Problem to work on: Quote all of the entries word for word.

Provided records:
++++++++++

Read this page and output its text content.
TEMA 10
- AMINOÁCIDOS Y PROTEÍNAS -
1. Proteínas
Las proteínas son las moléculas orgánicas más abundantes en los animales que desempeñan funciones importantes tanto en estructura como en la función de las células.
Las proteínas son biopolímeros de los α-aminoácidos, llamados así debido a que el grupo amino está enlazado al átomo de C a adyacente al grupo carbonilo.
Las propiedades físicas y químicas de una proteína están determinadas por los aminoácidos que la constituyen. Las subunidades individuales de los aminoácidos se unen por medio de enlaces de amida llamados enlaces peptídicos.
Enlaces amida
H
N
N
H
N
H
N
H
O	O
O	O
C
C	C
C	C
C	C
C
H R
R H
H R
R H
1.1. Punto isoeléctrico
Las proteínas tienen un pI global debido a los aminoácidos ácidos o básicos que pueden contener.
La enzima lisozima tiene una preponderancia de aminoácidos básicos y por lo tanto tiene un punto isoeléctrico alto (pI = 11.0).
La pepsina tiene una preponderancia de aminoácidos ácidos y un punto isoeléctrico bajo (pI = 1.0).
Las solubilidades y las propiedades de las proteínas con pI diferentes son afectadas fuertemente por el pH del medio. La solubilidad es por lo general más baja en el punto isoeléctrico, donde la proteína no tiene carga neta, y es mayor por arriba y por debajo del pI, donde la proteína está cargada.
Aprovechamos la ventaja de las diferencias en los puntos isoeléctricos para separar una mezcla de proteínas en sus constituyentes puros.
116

++++++++++

Finished answer:
Read this page and output its text content.
TEMA 10
- AMINOÁCIDOS Y PROTEÍNAS -
1. Proteínas
Las proteínas son las moléculas orgánicas más abundantes en los animales que desempeñan funciones importantes tanto en estructura como en la función de las células.
Las proteínas son biopolímeros de los α-aminoácidos, llamados así debido a que el grupo amino está enlazado al átomo de C a adyacente al grupo carbonilo.
Las propiedades físicas y químicas de una proteína están determinadas por los aminoácidos que la constituyen. Las subunidades individuales de los aminoácidos se unen por medio de enlaces de amida llamados enlaces peptídicos.
Enlaces amida
H
N
N
H
N
H
N
H
O	O
O	O
C
C	C
C	C
C	C
C
H R
R H
H R
R H
1.1. Punto isoeléctrico
Las proteínas tienen un pI global debido a los aminoácidos ácidos o básicos que pueden contener.
La enzima lisozima tiene una preponderancia de aminoácidos básicos y por lo tanto tiene un punto isoeléctrico alto (pI = 11.0).
La pepsina tiene una preponderancia de aminoácidos ácidos y un punto isoeléctrico bajo (pI = 1.0).
Las solubilidades y las propiedades de las proteínas con pI diferentes son afectadas fuertemente por el pH del medio. La solubilidad es por lo general más baja en el punto isoeléctrico, donde la proteína no tiene carga neta, y es mayor por arriba y por debajo del pI, donde la proteína está cargada.
Aprovechamos la ventaja de las diferencias en los puntos isoeléctricos para separar una mezcla de proteínas en sus constituyentes puros.
116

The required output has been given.